| Work to be completed |
Print all of the lines exactly. Any picture among them stays out.

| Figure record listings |
=======
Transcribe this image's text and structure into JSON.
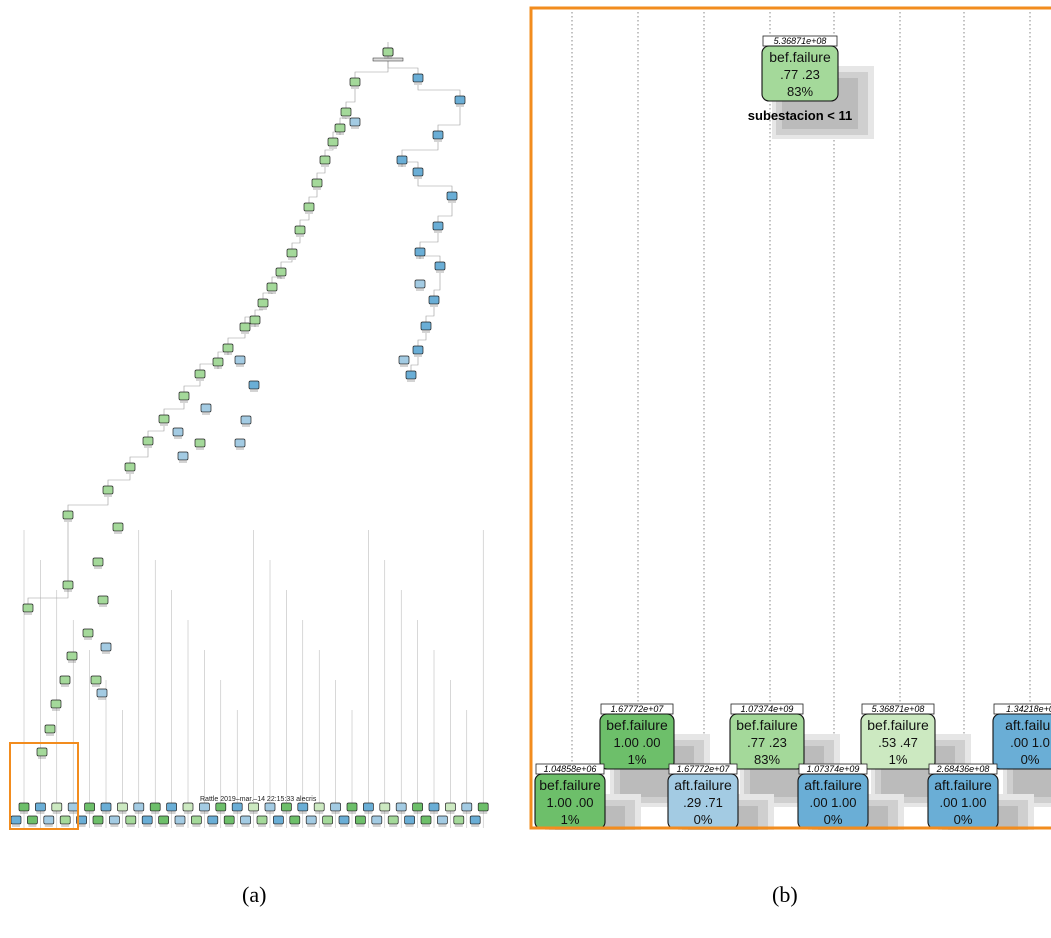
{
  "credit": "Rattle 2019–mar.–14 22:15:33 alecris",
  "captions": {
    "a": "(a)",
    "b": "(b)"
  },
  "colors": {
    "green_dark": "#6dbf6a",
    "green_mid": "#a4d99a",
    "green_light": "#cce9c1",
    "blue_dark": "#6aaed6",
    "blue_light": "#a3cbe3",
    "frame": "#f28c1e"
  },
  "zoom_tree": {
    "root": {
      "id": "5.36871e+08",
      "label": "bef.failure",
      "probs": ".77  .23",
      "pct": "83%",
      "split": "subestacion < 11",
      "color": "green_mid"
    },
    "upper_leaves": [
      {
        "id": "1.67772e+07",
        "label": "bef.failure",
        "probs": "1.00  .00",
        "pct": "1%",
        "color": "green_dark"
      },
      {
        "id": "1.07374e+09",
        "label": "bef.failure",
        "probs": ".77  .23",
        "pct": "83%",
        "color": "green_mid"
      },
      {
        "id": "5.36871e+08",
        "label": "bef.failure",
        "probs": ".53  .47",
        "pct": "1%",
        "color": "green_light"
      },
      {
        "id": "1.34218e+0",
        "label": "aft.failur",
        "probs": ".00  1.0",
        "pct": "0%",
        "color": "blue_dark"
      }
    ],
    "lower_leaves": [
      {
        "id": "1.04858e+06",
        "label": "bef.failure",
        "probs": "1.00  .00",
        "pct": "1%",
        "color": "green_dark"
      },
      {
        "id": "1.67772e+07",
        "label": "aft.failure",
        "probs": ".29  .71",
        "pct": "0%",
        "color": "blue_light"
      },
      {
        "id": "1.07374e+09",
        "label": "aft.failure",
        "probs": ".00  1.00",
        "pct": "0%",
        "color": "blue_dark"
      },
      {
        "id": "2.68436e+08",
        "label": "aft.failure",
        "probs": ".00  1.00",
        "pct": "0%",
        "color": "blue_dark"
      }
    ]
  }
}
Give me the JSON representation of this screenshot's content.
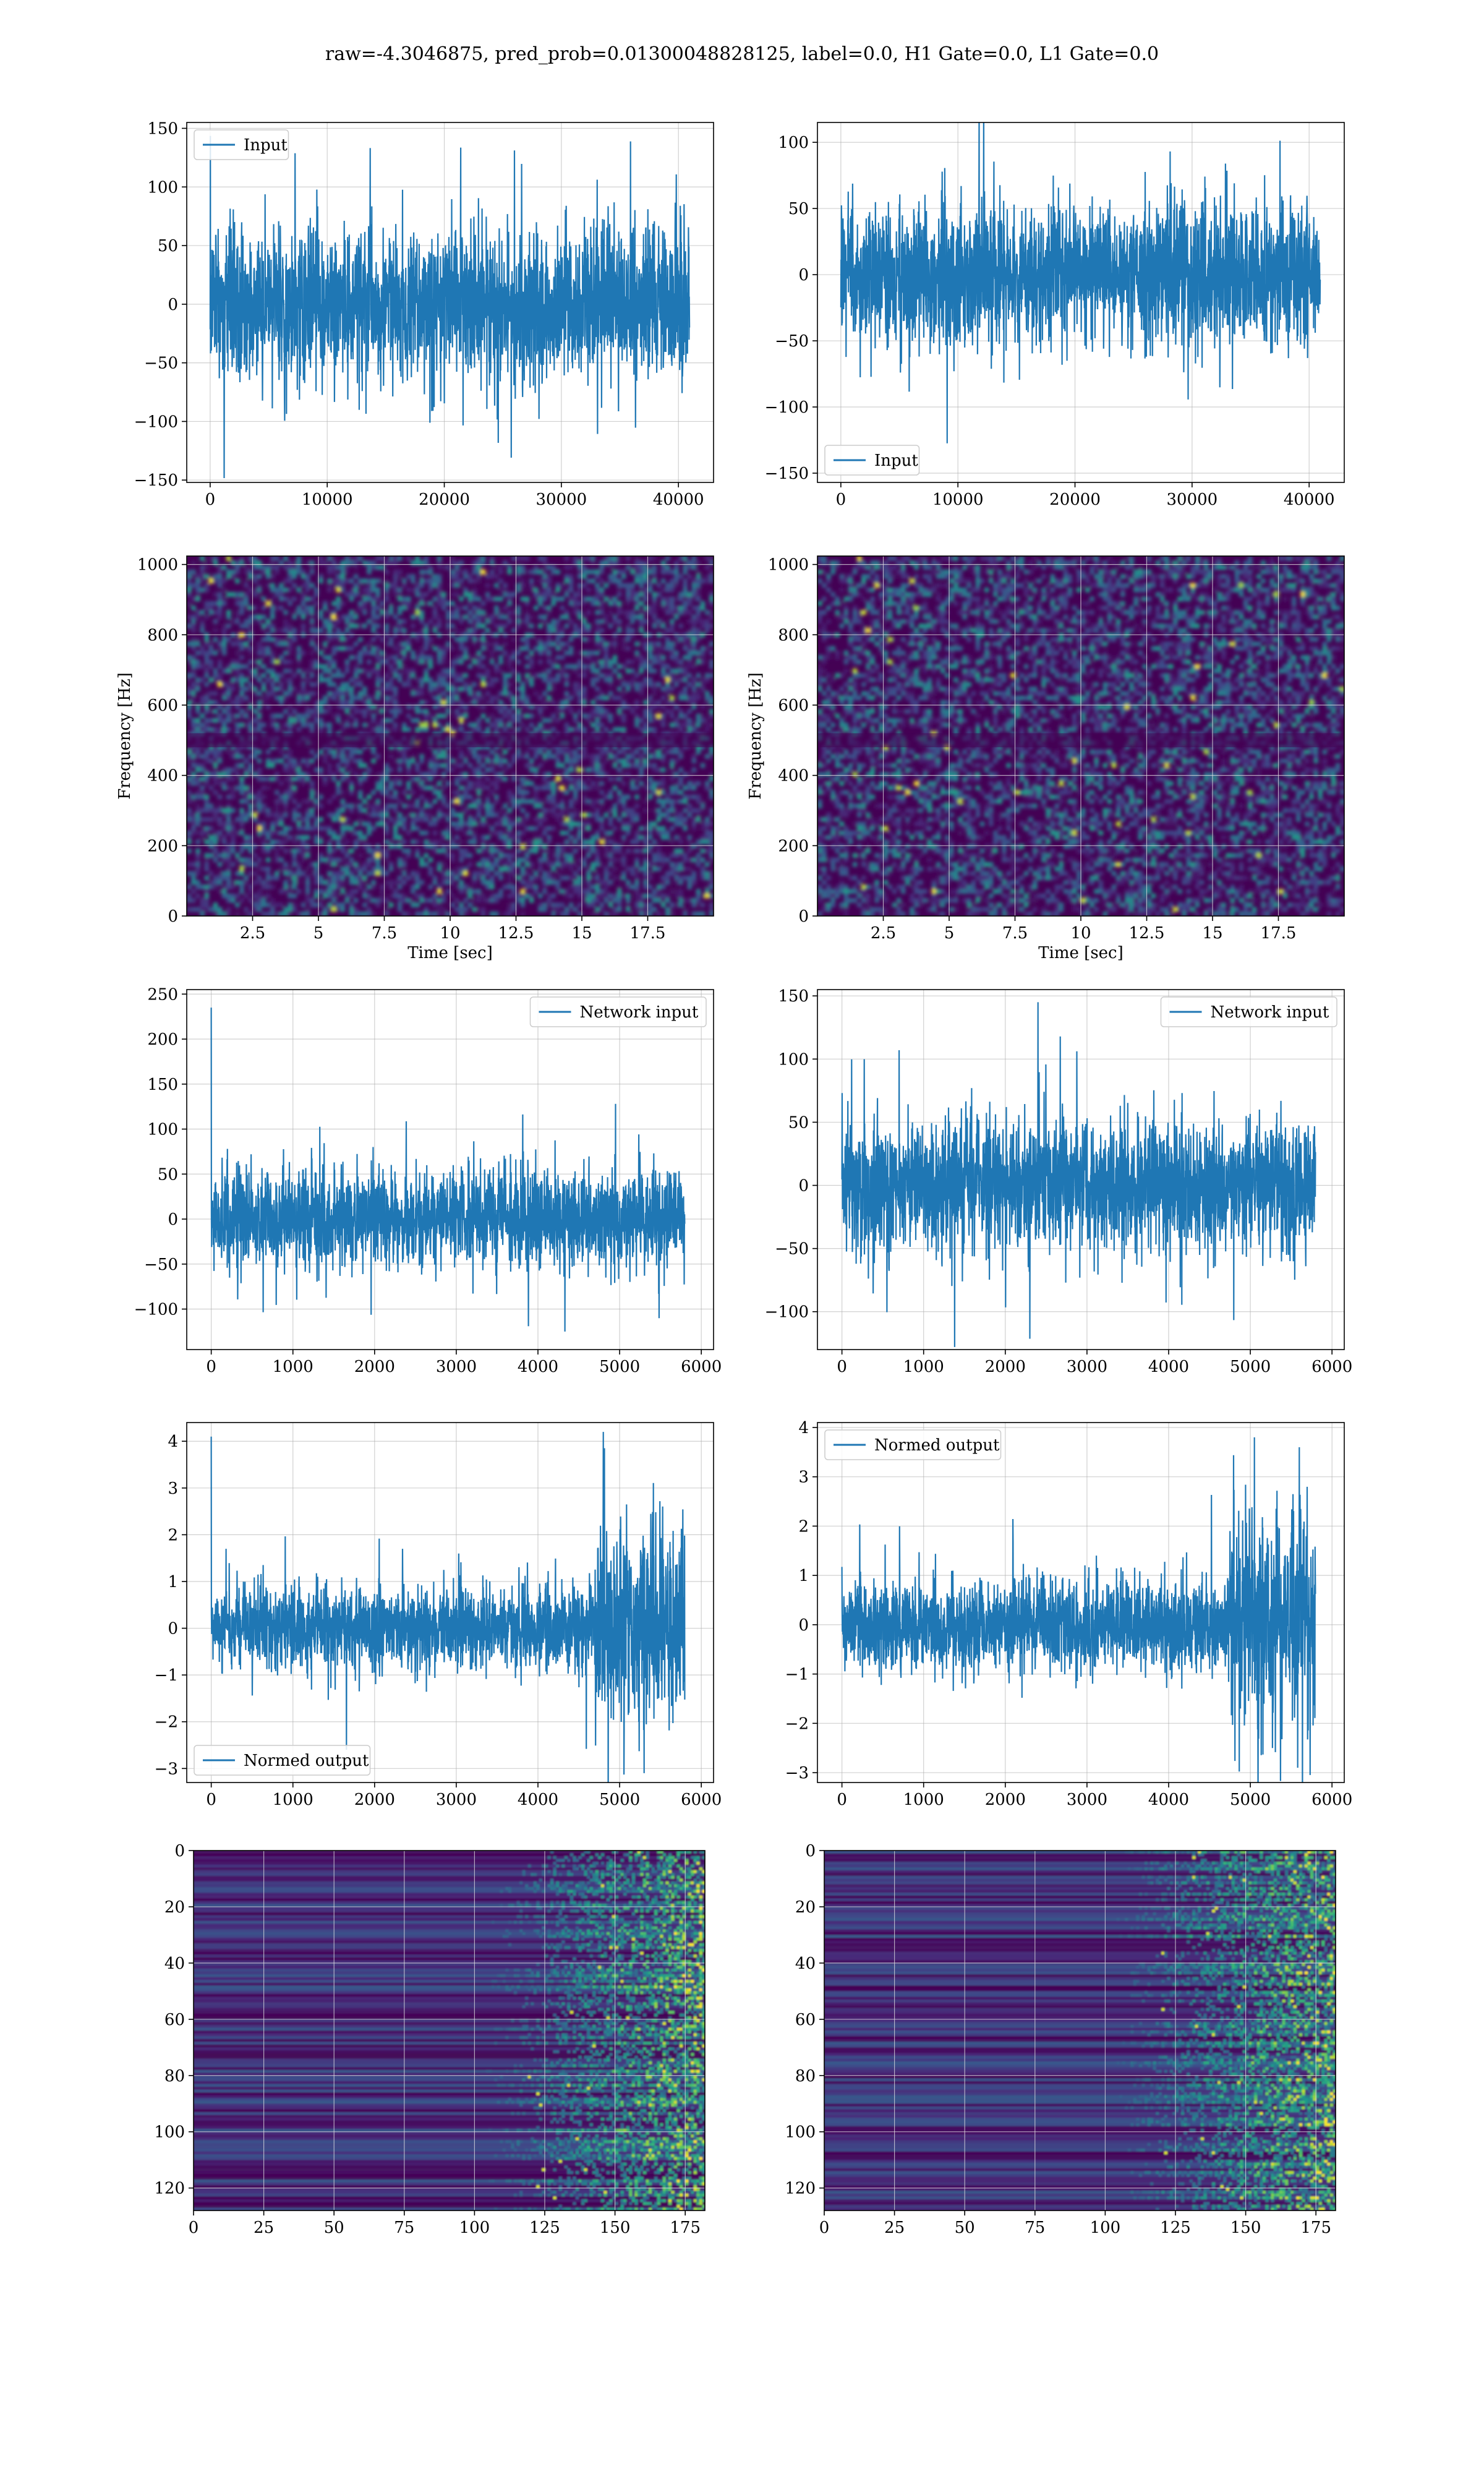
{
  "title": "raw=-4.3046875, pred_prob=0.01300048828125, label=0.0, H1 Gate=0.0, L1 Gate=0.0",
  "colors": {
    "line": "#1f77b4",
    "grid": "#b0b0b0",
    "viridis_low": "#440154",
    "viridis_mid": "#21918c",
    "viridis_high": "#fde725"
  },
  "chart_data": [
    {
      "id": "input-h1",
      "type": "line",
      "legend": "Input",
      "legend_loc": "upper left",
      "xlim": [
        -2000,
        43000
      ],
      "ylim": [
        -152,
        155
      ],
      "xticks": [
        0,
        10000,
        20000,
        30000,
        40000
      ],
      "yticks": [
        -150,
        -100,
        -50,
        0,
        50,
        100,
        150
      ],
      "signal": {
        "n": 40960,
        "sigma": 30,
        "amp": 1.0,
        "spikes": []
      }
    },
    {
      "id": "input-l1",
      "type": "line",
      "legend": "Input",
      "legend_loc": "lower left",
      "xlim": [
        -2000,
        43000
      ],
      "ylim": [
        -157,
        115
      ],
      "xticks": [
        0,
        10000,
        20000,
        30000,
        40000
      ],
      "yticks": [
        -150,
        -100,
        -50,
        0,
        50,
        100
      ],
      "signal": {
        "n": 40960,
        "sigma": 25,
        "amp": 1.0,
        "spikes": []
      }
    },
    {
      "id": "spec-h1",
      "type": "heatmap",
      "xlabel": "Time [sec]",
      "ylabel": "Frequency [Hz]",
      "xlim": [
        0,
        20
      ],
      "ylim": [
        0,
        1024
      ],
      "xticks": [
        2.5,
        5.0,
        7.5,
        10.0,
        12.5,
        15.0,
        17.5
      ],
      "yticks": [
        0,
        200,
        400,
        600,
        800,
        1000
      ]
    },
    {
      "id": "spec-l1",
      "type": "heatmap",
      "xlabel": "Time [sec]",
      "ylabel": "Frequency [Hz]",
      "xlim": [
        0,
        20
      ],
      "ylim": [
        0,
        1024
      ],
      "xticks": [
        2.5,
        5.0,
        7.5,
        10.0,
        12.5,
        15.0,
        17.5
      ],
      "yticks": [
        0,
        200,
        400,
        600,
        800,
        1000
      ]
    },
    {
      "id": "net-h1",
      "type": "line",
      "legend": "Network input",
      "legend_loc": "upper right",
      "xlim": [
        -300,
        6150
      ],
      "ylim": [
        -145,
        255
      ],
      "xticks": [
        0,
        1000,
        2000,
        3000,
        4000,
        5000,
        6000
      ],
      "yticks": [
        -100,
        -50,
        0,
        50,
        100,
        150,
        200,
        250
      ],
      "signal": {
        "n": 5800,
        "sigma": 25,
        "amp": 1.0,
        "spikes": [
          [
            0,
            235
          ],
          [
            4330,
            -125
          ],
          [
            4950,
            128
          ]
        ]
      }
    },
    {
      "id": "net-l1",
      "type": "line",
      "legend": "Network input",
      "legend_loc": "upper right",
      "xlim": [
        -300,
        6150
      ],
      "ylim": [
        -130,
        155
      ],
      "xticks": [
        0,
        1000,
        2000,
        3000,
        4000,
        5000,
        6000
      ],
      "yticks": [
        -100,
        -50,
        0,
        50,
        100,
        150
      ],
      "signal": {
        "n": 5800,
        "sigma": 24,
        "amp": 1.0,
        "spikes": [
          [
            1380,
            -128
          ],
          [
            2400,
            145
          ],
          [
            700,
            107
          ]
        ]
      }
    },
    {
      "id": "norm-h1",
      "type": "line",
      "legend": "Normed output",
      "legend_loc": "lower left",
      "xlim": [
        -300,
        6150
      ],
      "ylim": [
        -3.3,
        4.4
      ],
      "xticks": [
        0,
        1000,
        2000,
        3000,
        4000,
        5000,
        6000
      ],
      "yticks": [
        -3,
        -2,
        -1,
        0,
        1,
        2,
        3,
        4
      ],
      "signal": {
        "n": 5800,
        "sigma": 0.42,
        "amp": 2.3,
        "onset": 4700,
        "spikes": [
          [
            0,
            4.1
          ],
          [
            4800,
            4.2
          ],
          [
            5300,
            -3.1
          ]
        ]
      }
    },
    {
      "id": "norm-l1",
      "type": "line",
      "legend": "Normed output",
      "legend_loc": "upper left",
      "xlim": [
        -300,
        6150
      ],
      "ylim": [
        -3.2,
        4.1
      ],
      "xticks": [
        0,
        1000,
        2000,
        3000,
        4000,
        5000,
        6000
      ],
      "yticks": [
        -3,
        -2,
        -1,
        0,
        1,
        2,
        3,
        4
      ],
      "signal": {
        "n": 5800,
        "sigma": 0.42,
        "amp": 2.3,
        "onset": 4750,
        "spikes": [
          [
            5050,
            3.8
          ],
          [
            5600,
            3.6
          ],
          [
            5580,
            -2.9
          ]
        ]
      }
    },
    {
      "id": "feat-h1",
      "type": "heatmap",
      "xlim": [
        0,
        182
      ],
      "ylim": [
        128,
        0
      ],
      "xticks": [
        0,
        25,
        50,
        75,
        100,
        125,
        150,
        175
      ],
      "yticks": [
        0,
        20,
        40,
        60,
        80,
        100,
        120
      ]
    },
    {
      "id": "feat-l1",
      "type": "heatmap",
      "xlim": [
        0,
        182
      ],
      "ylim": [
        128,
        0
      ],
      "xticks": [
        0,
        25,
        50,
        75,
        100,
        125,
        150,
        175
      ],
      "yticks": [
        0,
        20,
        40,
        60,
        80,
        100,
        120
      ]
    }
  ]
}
=======
| Exercise answer |
Transcribe this image's text and structure into JSON.
{
  "credit": "Rattle 2019–mar.–14 22:15:33 alecris",
  "captions": {
    "a": "(a)",
    "b": "(b)"
  },
  "colors": {
    "green_dark": "#6dbf6a",
    "green_mid": "#a4d99a",
    "green_light": "#cce9c1",
    "blue_dark": "#6aaed6",
    "blue_light": "#a3cbe3",
    "frame": "#f28c1e"
  },
  "zoom_tree": {
    "root": {
      "id": "5.36871e+08",
      "label": "bef.failure",
      "probs": ".77  .23",
      "pct": "83%",
      "split": "subestacion < 11",
      "color": "green_mid"
    },
    "upper_leaves": [
      {
        "id": "1.67772e+07",
        "label": "bef.failure",
        "probs": "1.00  .00",
        "pct": "1%",
        "color": "green_dark"
      },
      {
        "id": "1.07374e+09",
        "label": "bef.failure",
        "probs": ".77  .23",
        "pct": "83%",
        "color": "green_mid"
      },
      {
        "id": "5.36871e+08",
        "label": "bef.failure",
        "probs": ".53  .47",
        "pct": "1%",
        "color": "green_light"
      },
      {
        "id": "1.34218e+0",
        "label": "aft.failur",
        "probs": ".00  1.0",
        "pct": "0%",
        "color": "blue_dark"
      }
    ],
    "lower_leaves": [
      {
        "id": "1.04858e+06",
        "label": "bef.failure",
        "probs": "1.00  .00",
        "pct": "1%",
        "color": "green_dark"
      },
      {
        "id": "1.67772e+07",
        "label": "aft.failure",
        "probs": ".29  .71",
        "pct": "0%",
        "color": "blue_light"
      },
      {
        "id": "1.07374e+09",
        "label": "aft.failure",
        "probs": ".00  1.00",
        "pct": "0%",
        "color": "blue_dark"
      },
      {
        "id": "2.68436e+08",
        "label": "aft.failure",
        "probs": ".00  1.00",
        "pct": "0%",
        "color": "blue_dark"
      }
    ]
  }
}
Give me the JSON representation of this screenshot's content.
{
  "title": "raw=-4.3046875, pred_prob=0.01300048828125, label=0.0, H1 Gate=0.0, L1 Gate=0.0",
  "colors": {
    "line": "#1f77b4",
    "grid": "#b0b0b0",
    "viridis_low": "#440154",
    "viridis_mid": "#21918c",
    "viridis_high": "#fde725"
  },
  "chart_data": [
    {
      "id": "input-h1",
      "type": "line",
      "legend": "Input",
      "legend_loc": "upper left",
      "xlim": [
        -2000,
        43000
      ],
      "ylim": [
        -152,
        155
      ],
      "xticks": [
        0,
        10000,
        20000,
        30000,
        40000
      ],
      "yticks": [
        -150,
        -100,
        -50,
        0,
        50,
        100,
        150
      ],
      "signal": {
        "n": 40960,
        "sigma": 30,
        "amp": 1.0,
        "spikes": []
      }
    },
    {
      "id": "input-l1",
      "type": "line",
      "legend": "Input",
      "legend_loc": "lower left",
      "xlim": [
        -2000,
        43000
      ],
      "ylim": [
        -157,
        115
      ],
      "xticks": [
        0,
        10000,
        20000,
        30000,
        40000
      ],
      "yticks": [
        -150,
        -100,
        -50,
        0,
        50,
        100
      ],
      "signal": {
        "n": 40960,
        "sigma": 25,
        "amp": 1.0,
        "spikes": []
      }
    },
    {
      "id": "spec-h1",
      "type": "heatmap",
      "xlabel": "Time [sec]",
      "ylabel": "Frequency [Hz]",
      "xlim": [
        0,
        20
      ],
      "ylim": [
        0,
        1024
      ],
      "xticks": [
        2.5,
        5.0,
        7.5,
        10.0,
        12.5,
        15.0,
        17.5
      ],
      "yticks": [
        0,
        200,
        400,
        600,
        800,
        1000
      ]
    },
    {
      "id": "spec-l1",
      "type": "heatmap",
      "xlabel": "Time [sec]",
      "ylabel": "Frequency [Hz]",
      "xlim": [
        0,
        20
      ],
      "ylim": [
        0,
        1024
      ],
      "xticks": [
        2.5,
        5.0,
        7.5,
        10.0,
        12.5,
        15.0,
        17.5
      ],
      "yticks": [
        0,
        200,
        400,
        600,
        800,
        1000
      ]
    },
    {
      "id": "net-h1",
      "type": "line",
      "legend": "Network input",
      "legend_loc": "upper right",
      "xlim": [
        -300,
        6150
      ],
      "ylim": [
        -145,
        255
      ],
      "xticks": [
        0,
        1000,
        2000,
        3000,
        4000,
        5000,
        6000
      ],
      "yticks": [
        -100,
        -50,
        0,
        50,
        100,
        150,
        200,
        250
      ],
      "signal": {
        "n": 5800,
        "sigma": 25,
        "amp": 1.0,
        "spikes": [
          [
            0,
            235
          ],
          [
            4330,
            -125
          ],
          [
            4950,
            128
          ]
        ]
      }
    },
    {
      "id": "net-l1",
      "type": "line",
      "legend": "Network input",
      "legend_loc": "upper right",
      "xlim": [
        -300,
        6150
      ],
      "ylim": [
        -130,
        155
      ],
      "xticks": [
        0,
        1000,
        2000,
        3000,
        4000,
        5000,
        6000
      ],
      "yticks": [
        -100,
        -50,
        0,
        50,
        100,
        150
      ],
      "signal": {
        "n": 5800,
        "sigma": 24,
        "amp": 1.0,
        "spikes": [
          [
            1380,
            -128
          ],
          [
            2400,
            145
          ],
          [
            700,
            107
          ]
        ]
      }
    },
    {
      "id": "norm-h1",
      "type": "line",
      "legend": "Normed output",
      "legend_loc": "lower left",
      "xlim": [
        -300,
        6150
      ],
      "ylim": [
        -3.3,
        4.4
      ],
      "xticks": [
        0,
        1000,
        2000,
        3000,
        4000,
        5000,
        6000
      ],
      "yticks": [
        -3,
        -2,
        -1,
        0,
        1,
        2,
        3,
        4
      ],
      "signal": {
        "n": 5800,
        "sigma": 0.42,
        "amp": 2.3,
        "onset": 4700,
        "spikes": [
          [
            0,
            4.1
          ],
          [
            4800,
            4.2
          ],
          [
            5300,
            -3.1
          ]
        ]
      }
    },
    {
      "id": "norm-l1",
      "type": "line",
      "legend": "Normed output",
      "legend_loc": "upper left",
      "xlim": [
        -300,
        6150
      ],
      "ylim": [
        -3.2,
        4.1
      ],
      "xticks": [
        0,
        1000,
        2000,
        3000,
        4000,
        5000,
        6000
      ],
      "yticks": [
        -3,
        -2,
        -1,
        0,
        1,
        2,
        3,
        4
      ],
      "signal": {
        "n": 5800,
        "sigma": 0.42,
        "amp": 2.3,
        "onset": 4750,
        "spikes": [
          [
            5050,
            3.8
          ],
          [
            5600,
            3.6
          ],
          [
            5580,
            -2.9
          ]
        ]
      }
    },
    {
      "id": "feat-h1",
      "type": "heatmap",
      "xlim": [
        0,
        182
      ],
      "ylim": [
        128,
        0
      ],
      "xticks": [
        0,
        25,
        50,
        75,
        100,
        125,
        150,
        175
      ],
      "yticks": [
        0,
        20,
        40,
        60,
        80,
        100,
        120
      ]
    },
    {
      "id": "feat-l1",
      "type": "heatmap",
      "xlim": [
        0,
        182
      ],
      "ylim": [
        128,
        0
      ],
      "xticks": [
        0,
        25,
        50,
        75,
        100,
        125,
        150,
        175
      ],
      "yticks": [
        0,
        20,
        40,
        60,
        80,
        100,
        120
      ]
    }
  ]
}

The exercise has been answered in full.